[Excerpt from a dataset]:
________________________________________

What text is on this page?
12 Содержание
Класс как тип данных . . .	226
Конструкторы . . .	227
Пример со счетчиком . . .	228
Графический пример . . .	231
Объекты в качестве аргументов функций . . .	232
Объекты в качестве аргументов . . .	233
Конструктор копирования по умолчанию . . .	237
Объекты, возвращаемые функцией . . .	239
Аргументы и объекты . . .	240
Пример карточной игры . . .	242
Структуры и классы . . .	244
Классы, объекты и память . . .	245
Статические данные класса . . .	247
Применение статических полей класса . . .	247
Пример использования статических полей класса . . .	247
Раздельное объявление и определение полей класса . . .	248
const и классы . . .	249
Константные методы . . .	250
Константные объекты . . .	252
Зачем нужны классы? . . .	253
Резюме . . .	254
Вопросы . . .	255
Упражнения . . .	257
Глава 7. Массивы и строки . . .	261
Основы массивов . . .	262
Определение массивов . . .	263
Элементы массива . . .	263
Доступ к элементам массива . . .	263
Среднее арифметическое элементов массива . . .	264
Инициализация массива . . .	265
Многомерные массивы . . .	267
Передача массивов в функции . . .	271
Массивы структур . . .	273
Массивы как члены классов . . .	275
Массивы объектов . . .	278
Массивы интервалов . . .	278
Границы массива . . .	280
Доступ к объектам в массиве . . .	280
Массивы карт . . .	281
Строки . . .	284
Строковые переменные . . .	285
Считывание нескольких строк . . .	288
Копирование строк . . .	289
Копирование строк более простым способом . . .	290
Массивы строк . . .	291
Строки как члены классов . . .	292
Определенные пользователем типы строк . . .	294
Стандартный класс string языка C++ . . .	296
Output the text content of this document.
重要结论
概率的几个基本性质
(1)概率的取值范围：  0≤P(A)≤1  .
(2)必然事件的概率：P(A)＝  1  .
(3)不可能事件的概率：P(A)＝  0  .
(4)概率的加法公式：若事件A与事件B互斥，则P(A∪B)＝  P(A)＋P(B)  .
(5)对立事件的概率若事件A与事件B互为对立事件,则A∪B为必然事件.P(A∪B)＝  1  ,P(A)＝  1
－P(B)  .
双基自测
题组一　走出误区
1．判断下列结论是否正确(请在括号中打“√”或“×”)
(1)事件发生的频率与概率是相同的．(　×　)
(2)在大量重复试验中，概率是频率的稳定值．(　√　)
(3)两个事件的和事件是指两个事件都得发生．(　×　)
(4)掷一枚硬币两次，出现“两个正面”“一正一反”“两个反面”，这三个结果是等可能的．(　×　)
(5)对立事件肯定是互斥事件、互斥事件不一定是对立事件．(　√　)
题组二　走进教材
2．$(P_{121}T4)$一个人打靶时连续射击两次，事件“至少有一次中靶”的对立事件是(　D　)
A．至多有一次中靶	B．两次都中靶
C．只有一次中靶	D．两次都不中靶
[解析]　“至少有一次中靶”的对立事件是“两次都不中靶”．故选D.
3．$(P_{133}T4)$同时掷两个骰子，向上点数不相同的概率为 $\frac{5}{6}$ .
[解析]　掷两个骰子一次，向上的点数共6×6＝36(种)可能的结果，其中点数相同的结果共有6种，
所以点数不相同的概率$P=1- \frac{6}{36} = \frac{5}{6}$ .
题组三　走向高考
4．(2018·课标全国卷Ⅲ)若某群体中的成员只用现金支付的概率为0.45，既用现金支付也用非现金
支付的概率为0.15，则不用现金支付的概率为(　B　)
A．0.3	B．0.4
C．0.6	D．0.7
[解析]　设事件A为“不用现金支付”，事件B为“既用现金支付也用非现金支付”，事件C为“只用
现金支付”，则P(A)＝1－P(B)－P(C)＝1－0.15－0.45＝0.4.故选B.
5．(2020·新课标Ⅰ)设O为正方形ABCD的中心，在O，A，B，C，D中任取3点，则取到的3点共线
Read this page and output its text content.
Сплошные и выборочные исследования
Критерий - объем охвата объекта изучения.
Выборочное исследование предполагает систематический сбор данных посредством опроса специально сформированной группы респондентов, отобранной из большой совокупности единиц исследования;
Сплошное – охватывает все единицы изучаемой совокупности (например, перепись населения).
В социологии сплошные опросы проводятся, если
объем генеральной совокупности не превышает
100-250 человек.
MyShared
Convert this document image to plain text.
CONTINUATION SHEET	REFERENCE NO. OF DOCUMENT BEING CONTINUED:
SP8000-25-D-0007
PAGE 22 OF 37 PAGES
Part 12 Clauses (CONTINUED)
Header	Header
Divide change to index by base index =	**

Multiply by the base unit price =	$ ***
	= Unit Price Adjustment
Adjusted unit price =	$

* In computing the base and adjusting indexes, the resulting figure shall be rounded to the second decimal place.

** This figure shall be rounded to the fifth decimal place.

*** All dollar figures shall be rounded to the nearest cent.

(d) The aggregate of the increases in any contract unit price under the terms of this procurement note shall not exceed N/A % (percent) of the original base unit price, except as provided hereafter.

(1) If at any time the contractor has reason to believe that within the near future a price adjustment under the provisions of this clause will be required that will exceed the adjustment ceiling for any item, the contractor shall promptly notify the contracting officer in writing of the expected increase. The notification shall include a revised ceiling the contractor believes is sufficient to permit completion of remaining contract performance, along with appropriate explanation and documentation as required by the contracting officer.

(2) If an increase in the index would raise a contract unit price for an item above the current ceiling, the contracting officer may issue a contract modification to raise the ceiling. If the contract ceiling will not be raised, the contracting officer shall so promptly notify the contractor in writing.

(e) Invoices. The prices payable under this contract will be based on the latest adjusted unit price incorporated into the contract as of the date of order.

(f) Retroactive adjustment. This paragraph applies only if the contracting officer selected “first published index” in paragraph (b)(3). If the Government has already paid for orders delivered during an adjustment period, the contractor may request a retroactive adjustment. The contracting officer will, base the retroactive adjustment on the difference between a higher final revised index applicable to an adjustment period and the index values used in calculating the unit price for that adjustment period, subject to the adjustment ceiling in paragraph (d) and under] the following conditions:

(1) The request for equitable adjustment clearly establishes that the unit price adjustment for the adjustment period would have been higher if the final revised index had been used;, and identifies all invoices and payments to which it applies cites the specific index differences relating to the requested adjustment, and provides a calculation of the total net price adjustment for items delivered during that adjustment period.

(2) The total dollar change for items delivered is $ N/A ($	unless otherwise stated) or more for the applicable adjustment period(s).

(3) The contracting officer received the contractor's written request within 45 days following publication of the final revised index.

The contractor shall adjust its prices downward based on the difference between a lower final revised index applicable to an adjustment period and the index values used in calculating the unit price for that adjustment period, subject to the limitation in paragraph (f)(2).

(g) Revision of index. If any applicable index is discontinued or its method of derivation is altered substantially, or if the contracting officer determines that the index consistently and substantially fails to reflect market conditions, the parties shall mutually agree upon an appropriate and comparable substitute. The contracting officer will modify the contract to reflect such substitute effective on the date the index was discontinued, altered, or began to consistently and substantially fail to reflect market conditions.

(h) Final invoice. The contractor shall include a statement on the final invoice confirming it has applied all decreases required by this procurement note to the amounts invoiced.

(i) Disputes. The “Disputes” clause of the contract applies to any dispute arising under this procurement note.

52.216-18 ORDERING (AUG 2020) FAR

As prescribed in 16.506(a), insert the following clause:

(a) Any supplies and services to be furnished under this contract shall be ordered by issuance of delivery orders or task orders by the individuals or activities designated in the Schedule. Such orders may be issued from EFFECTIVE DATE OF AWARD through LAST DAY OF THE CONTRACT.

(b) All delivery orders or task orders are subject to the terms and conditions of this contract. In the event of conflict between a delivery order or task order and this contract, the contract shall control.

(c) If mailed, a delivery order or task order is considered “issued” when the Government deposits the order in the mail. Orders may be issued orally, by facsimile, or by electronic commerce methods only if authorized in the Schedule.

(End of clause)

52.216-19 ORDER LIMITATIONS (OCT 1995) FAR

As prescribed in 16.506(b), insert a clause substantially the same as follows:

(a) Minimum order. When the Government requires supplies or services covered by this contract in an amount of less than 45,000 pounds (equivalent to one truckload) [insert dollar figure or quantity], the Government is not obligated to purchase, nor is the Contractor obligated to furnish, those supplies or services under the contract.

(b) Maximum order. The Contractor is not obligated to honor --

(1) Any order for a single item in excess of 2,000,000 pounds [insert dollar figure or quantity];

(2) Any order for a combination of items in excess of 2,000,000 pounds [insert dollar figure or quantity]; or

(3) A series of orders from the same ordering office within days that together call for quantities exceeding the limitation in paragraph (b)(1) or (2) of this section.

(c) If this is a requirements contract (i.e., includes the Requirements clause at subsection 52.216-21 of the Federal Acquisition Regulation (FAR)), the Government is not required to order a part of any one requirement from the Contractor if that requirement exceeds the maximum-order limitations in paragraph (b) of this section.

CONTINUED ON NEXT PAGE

________________________________________

[TASK PROMPT]: Track down every line of the material containing the string "content", and copy it.

[WORKED ANSWER]:
Output the text content of this document.
Read this page and output its text content.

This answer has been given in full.